* Problem to solve:
Write out every single entry exactly.

* Stored items:
########

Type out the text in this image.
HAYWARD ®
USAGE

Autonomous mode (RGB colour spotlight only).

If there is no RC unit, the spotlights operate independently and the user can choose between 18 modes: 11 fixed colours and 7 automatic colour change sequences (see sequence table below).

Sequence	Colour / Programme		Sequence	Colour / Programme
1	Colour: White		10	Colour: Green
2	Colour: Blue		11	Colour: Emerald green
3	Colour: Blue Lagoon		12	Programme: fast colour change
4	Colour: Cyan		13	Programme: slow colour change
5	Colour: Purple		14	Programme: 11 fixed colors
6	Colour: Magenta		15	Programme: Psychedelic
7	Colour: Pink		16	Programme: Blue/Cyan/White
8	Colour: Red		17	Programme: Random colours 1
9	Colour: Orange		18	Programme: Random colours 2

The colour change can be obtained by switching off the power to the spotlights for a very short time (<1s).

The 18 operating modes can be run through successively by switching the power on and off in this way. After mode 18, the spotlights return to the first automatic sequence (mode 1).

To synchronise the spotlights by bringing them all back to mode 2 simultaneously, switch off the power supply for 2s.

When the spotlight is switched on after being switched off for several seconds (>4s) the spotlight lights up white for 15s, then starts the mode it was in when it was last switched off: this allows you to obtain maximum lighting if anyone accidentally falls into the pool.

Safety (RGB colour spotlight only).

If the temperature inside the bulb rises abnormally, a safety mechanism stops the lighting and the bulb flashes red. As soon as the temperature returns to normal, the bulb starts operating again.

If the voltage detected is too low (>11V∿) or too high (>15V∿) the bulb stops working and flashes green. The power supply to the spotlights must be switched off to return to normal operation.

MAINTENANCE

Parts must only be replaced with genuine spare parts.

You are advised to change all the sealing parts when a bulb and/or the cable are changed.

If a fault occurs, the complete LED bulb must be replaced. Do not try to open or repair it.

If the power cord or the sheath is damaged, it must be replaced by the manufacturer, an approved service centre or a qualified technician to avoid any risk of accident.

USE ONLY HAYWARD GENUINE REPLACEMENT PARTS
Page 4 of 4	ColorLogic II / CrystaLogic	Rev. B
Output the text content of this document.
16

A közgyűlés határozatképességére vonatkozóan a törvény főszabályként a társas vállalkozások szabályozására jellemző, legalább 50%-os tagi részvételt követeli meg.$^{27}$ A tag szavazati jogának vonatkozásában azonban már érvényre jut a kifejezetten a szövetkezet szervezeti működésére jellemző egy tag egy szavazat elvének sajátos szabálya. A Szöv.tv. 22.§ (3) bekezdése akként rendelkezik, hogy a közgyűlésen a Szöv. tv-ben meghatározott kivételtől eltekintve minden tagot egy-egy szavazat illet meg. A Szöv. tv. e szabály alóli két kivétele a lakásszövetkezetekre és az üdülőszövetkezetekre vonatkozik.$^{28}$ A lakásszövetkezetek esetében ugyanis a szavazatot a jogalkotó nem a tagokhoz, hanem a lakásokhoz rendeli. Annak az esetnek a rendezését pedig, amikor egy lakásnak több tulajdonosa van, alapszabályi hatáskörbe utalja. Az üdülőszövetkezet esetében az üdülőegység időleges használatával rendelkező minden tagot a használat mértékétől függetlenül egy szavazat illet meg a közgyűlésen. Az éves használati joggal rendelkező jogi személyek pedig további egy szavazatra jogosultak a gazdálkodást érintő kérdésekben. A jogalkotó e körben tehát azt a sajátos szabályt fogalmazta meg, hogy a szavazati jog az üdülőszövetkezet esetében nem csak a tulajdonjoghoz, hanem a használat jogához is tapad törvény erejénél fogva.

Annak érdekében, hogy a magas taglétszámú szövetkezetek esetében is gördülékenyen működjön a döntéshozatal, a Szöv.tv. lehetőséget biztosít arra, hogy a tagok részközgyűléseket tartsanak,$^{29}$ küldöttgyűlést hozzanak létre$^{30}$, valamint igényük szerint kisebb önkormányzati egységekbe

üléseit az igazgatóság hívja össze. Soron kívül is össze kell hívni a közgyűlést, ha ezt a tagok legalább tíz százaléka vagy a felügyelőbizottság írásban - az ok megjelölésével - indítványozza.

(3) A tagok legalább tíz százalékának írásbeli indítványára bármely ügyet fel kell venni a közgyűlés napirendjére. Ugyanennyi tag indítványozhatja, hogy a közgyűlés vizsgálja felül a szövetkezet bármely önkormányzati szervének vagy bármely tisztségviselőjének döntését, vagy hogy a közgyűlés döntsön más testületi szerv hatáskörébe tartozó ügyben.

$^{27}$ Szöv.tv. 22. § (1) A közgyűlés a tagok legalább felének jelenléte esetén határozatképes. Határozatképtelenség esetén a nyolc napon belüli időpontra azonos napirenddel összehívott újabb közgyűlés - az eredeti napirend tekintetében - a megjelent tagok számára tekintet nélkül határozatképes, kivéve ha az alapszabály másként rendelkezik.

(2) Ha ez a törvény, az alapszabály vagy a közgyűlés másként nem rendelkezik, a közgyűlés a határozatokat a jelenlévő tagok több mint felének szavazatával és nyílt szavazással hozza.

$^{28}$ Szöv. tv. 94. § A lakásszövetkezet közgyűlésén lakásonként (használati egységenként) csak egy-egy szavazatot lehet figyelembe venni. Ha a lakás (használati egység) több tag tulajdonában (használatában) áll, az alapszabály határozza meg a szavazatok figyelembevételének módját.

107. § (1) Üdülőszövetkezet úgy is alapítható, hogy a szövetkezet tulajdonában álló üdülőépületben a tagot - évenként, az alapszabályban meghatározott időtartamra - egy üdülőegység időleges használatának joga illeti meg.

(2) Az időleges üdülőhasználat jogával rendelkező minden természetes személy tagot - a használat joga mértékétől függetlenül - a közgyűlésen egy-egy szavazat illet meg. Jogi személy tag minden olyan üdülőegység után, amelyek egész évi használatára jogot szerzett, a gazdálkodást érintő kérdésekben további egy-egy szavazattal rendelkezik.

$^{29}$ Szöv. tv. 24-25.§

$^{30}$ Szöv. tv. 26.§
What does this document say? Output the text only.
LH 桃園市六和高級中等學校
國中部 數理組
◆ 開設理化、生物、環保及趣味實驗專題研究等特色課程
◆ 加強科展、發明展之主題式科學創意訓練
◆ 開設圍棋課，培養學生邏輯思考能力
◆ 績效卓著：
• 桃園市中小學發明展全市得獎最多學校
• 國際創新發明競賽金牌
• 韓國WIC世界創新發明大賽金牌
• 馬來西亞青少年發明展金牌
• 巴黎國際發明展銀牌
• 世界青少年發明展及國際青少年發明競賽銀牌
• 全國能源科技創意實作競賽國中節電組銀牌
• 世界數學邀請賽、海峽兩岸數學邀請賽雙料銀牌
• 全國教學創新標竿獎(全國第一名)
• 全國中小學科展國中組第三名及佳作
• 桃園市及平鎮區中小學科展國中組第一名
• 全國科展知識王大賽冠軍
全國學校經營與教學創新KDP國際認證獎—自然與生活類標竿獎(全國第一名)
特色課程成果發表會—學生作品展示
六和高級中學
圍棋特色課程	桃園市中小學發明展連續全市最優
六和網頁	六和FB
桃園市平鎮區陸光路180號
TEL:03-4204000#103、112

########

* Solved exercise:
Type out the text in this image.
HAYWARD ®
USAGE

Autonomous mode (RGB colour spotlight only).

If there is no RC unit, the spotlights operate independently and the user can choose between 18 modes: 11 fixed colours and 7 automatic colour change sequences (see sequence table below).

Sequence	Colour / Programme		Sequence	Colour / Programme
1	Colour: White		10	Colour: Green
2	Colour: Blue		11	Colour: Emerald green
3	Colour: Blue Lagoon		12	Programme: fast colour change
4	Colour: Cyan		13	Programme: slow colour change
5	Colour: Purple		14	Programme: 11 fixed colors
6	Colour: Magenta		15	Programme: Psychedelic
7	Colour: Pink		16	Programme: Blue/Cyan/White
8	Colour: Red		17	Programme: Random colours 1
9	Colour: Orange		18	Programme: Random colours 2

The colour change can be obtained by switching off the power to the spotlights for a very short time (<1s).

The 18 operating modes can be run through successively by switching the power on and off in this way. After mode 18, the spotlights return to the first automatic sequence (mode 1).

To synchronise the spotlights by bringing them all back to mode 2 simultaneously, switch off the power supply for 2s.

When the spotlight is switched on after being switched off for several seconds (>4s) the spotlight lights up white for 15s, then starts the mode it was in when it was last switched off: this allows you to obtain maximum lighting if anyone accidentally falls into the pool.

Safety (RGB colour spotlight only).

If the temperature inside the bulb rises abnormally, a safety mechanism stops the lighting and the bulb flashes red. As soon as the temperature returns to normal, the bulb starts operating again.

If the voltage detected is too low (>11V∿) or too high (>15V∿) the bulb stops working and flashes green. The power supply to the spotlights must be switched off to return to normal operation.

MAINTENANCE

Parts must only be replaced with genuine spare parts.

You are advised to change all the sealing parts when a bulb and/or the cable are changed.

If a fault occurs, the complete LED bulb must be replaced. Do not try to open or repair it.

If the power cord or the sheath is damaged, it must be replaced by the manufacturer, an approved service centre or a qualified technician to avoid any risk of accident.

USE ONLY HAYWARD GENUINE REPLACEMENT PARTS
Page 4 of 4	ColorLogic II / CrystaLogic	Rev. B
Output the text content of this document.
16

A közgyűlés határozatképességére vonatkozóan a törvény főszabályként a társas vállalkozások szabályozására jellemző, legalább 50%-os tagi részvételt követeli meg.$^{27}$ A tag szavazati jogának vonatkozásában azonban már érvényre jut a kifejezetten a szövetkezet szervezeti működésére jellemző egy tag egy szavazat elvének sajátos szabálya. A Szöv.tv. 22.§ (3) bekezdése akként rendelkezik, hogy a közgyűlésen a Szöv. tv-ben meghatározott kivételtől eltekintve minden tagot egy-egy szavazat illet meg. A Szöv. tv. e szabály alóli két kivétele a lakásszövetkezetekre és az üdülőszövetkezetekre vonatkozik.$^{28}$ A lakásszövetkezetek esetében ugyanis a szavazatot a jogalkotó nem a tagokhoz, hanem a lakásokhoz rendeli. Annak az esetnek a rendezését pedig, amikor egy lakásnak több tulajdonosa van, alapszabályi hatáskörbe utalja. Az üdülőszövetkezet esetében az üdülőegység időleges használatával rendelkező minden tagot a használat mértékétől függetlenül egy szavazat illet meg a közgyűlésen. Az éves használati joggal rendelkező jogi személyek pedig további egy szavazatra jogosultak a gazdálkodást érintő kérdésekben. A jogalkotó e körben tehát azt a sajátos szabályt fogalmazta meg, hogy a szavazati jog az üdülőszövetkezet esetében nem csak a tulajdonjoghoz, hanem a használat jogához is tapad törvény erejénél fogva.

Annak érdekében, hogy a magas taglétszámú szövetkezetek esetében is gördülékenyen működjön a döntéshozatal, a Szöv.tv. lehetőséget biztosít arra, hogy a tagok részközgyűléseket tartsanak,$^{29}$ küldöttgyűlést hozzanak létre$^{30}$, valamint igényük szerint kisebb önkormányzati egységekbe

üléseit az igazgatóság hívja össze. Soron kívül is össze kell hívni a közgyűlést, ha ezt a tagok legalább tíz százaléka vagy a felügyelőbizottság írásban - az ok megjelölésével - indítványozza.

(3) A tagok legalább tíz százalékának írásbeli indítványára bármely ügyet fel kell venni a közgyűlés napirendjére. Ugyanennyi tag indítványozhatja, hogy a közgyűlés vizsgálja felül a szövetkezet bármely önkormányzati szervének vagy bármely tisztségviselőjének döntését, vagy hogy a közgyűlés döntsön más testületi szerv hatáskörébe tartozó ügyben.

$^{27}$ Szöv.tv. 22. § (1) A közgyűlés a tagok legalább felének jelenléte esetén határozatképes. Határozatképtelenség esetén a nyolc napon belüli időpontra azonos napirenddel összehívott újabb közgyűlés - az eredeti napirend tekintetében - a megjelent tagok számára tekintet nélkül határozatképes, kivéve ha az alapszabály másként rendelkezik.

(2) Ha ez a törvény, az alapszabály vagy a közgyűlés másként nem rendelkezik, a közgyűlés a határozatokat a jelenlévő tagok több mint felének szavazatával és nyílt szavazással hozza.

$^{28}$ Szöv. tv. 94. § A lakásszövetkezet közgyűlésén lakásonként (használati egységenként) csak egy-egy szavazatot lehet figyelembe venni. Ha a lakás (használati egység) több tag tulajdonában (használatában) áll, az alapszabály határozza meg a szavazatok figyelembevételének módját.

107. § (1) Üdülőszövetkezet úgy is alapítható, hogy a szövetkezet tulajdonában álló üdülőépületben a tagot - évenként, az alapszabályban meghatározott időtartamra - egy üdülőegység időleges használatának joga illeti meg.

(2) Az időleges üdülőhasználat jogával rendelkező minden természetes személy tagot - a használat joga mértékétől függetlenül - a közgyűlésen egy-egy szavazat illet meg. Jogi személy tag minden olyan üdülőegység után, amelyek egész évi használatára jogot szerzett, a gazdálkodást érintő kérdésekben további egy-egy szavazattal rendelkezik.

$^{29}$ Szöv. tv. 24-25.§

$^{30}$ Szöv. tv. 26.§
What does this document say? Output the text only.
LH 桃園市六和高級中等學校
國中部 數理組
◆ 開設理化、生物、環保及趣味實驗專題研究等特色課程
◆ 加強科展、發明展之主題式科學創意訓練
◆ 開設圍棋課，培養學生邏輯思考能力
◆ 績效卓著：
• 桃園市中小學發明展全市得獎最多學校
• 國際創新發明競賽金牌
• 韓國WIC世界創新發明大賽金牌
• 馬來西亞青少年發明展金牌
• 巴黎國際發明展銀牌
• 世界青少年發明展及國際青少年發明競賽銀牌
• 全國能源科技創意實作競賽國中節電組銀牌
• 世界數學邀請賽、海峽兩岸數學邀請賽雙料銀牌
• 全國教學創新標竿獎(全國第一名)
• 全國中小學科展國中組第三名及佳作
• 桃園市及平鎮區中小學科展國中組第一名
• 全國科展知識王大賽冠軍
全國學校經營與教學創新KDP國際認證獎—自然與生活類標竿獎(全國第一名)
特色課程成果發表會—學生作品展示
六和高級中學
圍棋特色課程	桃園市中小學發明展連續全市最優
六和網頁	六和FB
桃園市平鎮區陸光路180號
TEL:03-4204000#103、112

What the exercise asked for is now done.